▶ _DATASET ENTRIES_
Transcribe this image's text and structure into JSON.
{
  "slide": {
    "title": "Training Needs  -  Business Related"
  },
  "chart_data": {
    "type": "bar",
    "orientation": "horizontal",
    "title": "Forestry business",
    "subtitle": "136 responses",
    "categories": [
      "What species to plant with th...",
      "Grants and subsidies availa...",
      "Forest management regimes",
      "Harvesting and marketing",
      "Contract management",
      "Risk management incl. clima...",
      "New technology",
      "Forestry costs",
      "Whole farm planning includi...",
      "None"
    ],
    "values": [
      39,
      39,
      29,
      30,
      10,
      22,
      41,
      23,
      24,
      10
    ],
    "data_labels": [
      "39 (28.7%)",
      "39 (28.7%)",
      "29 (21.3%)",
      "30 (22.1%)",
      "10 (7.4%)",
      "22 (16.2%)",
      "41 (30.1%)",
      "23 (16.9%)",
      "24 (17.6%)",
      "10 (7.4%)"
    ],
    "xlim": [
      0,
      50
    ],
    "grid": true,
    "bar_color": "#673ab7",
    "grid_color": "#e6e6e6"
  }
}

▶ _JOB_
Transcribe every entry verbatim.

▶ _SOLUTION BELOW_
Transcribe this image's text and structure into JSON.
{
  "slide": {
    "title": "Training Needs  -  Business Related"
  },
  "chart_data": {
    "type": "bar",
    "orientation": "horizontal",
    "title": "Forestry business",
    "subtitle": "136 responses",
    "categories": [
      "What species to plant with th...",
      "Grants and subsidies availa...",
      "Forest management regimes",
      "Harvesting and marketing",
      "Contract management",
      "Risk management incl. clima...",
      "New technology",
      "Forestry costs",
      "Whole farm planning includi...",
      "None"
    ],
    "values": [
      39,
      39,
      29,
      30,
      10,
      22,
      41,
      23,
      24,
      10
    ],
    "data_labels": [
      "39 (28.7%)",
      "39 (28.7%)",
      "29 (21.3%)",
      "30 (22.1%)",
      "10 (7.4%)",
      "22 (16.2%)",
      "41 (30.1%)",
      "23 (16.9%)",
      "24 (17.6%)",
      "10 (7.4%)"
    ],
    "xlim": [
      0,
      50
    ],
    "grid": true,
    "bar_color": "#673ab7",
    "grid_color": "#e6e6e6"
  }
}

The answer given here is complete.